Goal
Pick up the account of a visit to Al Jazeera's headquarters in Doha, given below ahead of the data, from the point where it stops.

Passage to read
Operation Filmmaking Part 2: inside Al Jazeera
I have an extra day in Qatar, once the film festival is over. My friends encourage me to visit the desert – where I can ride camels or sand buggies and sleep under the stars – or go scuba-diving, or even catch a short flight to Dubai to go shopping.
The Persian Gulf holds many attractions for the intrepid traveler, but I’ve already made up my mind: for a media junkie, no visit to Qatar can be complete without a trip to the Al Jazeera TV channel headquarters in downtown Doha.
Suspicious nod of approval
For those of you who might want to check out the place on your own – a warning: it’s tougher to get into the Al Jazeera compound than to enter most countries. There are two security checkpoints with stern-looking guards. You need a special pass from someone ‘on the inside’ before you can even set foot inside the first gate.
I use the term ‘day pass’ loosely; the document looks more like a visa to enter a foreign country, and I must carry my Canadian passport with me. My bag is put through an x-ray machine and I pass under an airport-style metal detector before I’m given a suspicious nod of approval from the final guard.
The tight security is no surprise. Al Jazeera’s probing and uncensored coverage of events happening in the Arab region have earned them many enemies, often from opposing camps. Their logo, in Arabic script, means ‘the opinion and counter opinion’. Since the network’s launch in 1996, with an Arabic-only news channel, Al Jazeera has shocked, provoked and inspired viewers, covering issues that would usually be banned by media in their home countries.
Al Jazeera English newsroom.

Stored records
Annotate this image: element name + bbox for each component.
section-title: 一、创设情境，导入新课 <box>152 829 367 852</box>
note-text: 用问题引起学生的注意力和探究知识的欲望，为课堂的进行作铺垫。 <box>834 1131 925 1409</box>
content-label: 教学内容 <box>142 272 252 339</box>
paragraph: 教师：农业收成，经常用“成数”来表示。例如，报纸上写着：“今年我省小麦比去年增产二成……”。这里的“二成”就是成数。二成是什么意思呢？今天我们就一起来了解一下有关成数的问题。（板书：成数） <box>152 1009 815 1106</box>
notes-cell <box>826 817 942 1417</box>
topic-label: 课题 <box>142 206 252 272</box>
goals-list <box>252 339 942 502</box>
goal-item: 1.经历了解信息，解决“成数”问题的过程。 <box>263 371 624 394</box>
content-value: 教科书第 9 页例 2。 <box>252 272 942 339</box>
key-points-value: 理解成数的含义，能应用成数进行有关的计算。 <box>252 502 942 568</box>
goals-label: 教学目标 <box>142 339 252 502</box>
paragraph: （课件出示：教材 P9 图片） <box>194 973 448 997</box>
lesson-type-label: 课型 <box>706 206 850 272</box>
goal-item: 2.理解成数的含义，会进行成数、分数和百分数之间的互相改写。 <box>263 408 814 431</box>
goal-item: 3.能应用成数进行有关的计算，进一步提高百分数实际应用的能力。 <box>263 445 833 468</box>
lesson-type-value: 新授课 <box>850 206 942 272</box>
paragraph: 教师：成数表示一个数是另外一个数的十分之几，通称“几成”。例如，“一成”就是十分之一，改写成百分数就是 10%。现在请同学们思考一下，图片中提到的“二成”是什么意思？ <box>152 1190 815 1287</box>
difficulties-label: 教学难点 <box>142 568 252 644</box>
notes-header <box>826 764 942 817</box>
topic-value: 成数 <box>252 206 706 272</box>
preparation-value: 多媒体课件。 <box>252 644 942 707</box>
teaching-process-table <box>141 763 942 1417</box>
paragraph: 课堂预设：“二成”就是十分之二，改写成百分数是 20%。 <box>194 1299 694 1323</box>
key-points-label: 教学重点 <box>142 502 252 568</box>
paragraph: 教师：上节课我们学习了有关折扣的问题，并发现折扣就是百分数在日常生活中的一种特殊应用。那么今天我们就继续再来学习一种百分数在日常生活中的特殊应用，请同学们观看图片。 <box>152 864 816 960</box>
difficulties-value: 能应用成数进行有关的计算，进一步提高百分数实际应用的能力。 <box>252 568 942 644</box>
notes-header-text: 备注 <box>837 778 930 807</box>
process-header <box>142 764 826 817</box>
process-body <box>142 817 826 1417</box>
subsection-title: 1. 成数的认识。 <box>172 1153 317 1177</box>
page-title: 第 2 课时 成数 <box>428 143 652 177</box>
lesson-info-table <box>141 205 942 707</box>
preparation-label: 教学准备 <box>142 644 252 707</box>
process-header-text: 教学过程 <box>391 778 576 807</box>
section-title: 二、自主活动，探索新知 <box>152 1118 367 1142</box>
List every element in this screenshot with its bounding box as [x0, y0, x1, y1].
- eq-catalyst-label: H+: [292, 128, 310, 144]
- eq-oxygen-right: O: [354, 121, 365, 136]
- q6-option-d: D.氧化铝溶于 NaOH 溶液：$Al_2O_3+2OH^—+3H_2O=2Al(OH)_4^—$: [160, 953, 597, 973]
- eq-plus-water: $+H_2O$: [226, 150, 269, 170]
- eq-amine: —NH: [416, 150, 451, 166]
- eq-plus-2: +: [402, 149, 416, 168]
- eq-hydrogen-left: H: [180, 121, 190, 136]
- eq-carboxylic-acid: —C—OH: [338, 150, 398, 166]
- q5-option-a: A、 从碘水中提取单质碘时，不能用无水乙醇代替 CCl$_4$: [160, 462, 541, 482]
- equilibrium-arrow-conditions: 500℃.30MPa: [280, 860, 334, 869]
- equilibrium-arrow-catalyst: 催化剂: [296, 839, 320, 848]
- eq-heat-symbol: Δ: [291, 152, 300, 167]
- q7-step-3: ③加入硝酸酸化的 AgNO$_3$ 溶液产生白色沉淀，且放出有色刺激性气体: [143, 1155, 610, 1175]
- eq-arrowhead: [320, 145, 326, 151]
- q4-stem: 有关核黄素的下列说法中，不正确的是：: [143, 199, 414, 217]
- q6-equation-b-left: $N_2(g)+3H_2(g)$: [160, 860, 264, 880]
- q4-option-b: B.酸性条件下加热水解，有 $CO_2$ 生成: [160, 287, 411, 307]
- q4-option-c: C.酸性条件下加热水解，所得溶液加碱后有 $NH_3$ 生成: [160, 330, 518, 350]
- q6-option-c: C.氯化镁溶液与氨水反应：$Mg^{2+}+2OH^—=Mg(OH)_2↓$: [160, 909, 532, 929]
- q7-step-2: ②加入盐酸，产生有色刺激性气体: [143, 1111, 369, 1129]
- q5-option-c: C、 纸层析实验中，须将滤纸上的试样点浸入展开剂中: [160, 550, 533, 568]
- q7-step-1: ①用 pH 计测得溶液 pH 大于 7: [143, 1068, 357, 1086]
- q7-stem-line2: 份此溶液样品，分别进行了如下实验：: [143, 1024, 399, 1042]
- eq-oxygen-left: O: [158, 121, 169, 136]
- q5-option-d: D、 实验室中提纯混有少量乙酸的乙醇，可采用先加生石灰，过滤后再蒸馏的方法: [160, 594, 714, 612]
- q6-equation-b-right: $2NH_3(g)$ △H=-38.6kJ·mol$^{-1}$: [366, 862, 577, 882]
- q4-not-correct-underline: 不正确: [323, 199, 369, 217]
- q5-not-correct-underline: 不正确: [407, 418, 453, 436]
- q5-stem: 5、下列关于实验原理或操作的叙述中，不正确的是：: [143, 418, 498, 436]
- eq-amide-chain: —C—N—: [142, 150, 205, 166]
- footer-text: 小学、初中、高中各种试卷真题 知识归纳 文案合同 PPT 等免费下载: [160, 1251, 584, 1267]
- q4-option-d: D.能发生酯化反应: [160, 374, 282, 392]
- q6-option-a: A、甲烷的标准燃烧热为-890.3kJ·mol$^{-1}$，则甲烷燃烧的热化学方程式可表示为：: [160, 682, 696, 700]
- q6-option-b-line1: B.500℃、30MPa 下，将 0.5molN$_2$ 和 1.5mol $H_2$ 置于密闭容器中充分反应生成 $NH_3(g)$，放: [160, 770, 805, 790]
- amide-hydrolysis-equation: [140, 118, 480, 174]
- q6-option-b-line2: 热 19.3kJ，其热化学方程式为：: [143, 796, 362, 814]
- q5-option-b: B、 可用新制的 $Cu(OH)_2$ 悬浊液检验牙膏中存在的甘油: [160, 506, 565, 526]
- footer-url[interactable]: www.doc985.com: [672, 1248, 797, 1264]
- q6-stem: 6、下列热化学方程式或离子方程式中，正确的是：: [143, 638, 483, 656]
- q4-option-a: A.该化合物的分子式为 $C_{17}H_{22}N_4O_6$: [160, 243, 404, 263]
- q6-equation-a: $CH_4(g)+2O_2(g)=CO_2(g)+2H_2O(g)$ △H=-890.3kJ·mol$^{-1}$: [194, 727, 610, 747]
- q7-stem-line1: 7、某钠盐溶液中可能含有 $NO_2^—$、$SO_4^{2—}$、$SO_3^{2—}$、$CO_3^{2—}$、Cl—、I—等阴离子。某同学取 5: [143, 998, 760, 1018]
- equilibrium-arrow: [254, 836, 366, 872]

Result
They gained worldwide fame for being the only international network with reporters on the ground during the US ‘Operation Desert Fox’ bombing campaign in Iraq in 1998, and became infamous for broadcasting videos from Osama bin Laden after 9/11. In 2006, Al Jazeera launched an English-language news channel and has gained popularity among viewers weary of the censorship and pro-Western bias of CNN and the BBC World Service.
Since the beginning of this year, Al Jazeera has provoked the ire of authorities in several Middle Eastern ‘hot spots’ for allegedly fomenting the ‘Arab Spring’ – the wave of pro-democracy revolutions sweeping the region.
On the other side of the world, in the great media wasteland known as the United States of America, Al Jazeera’s English language station is blocked in most states. The station has responded to the blackout by asking Americans to sign an online petition that goes straight to their local cable provider, asking them to offer Al Jazeera.
They also post live footage on their web page. An article published in the US Huffington Post on 4 January found a 2,500 per cent increase in Al Jazeera’s web traffic over a 24-hour period early that month, 60 per cent of which came from the United States.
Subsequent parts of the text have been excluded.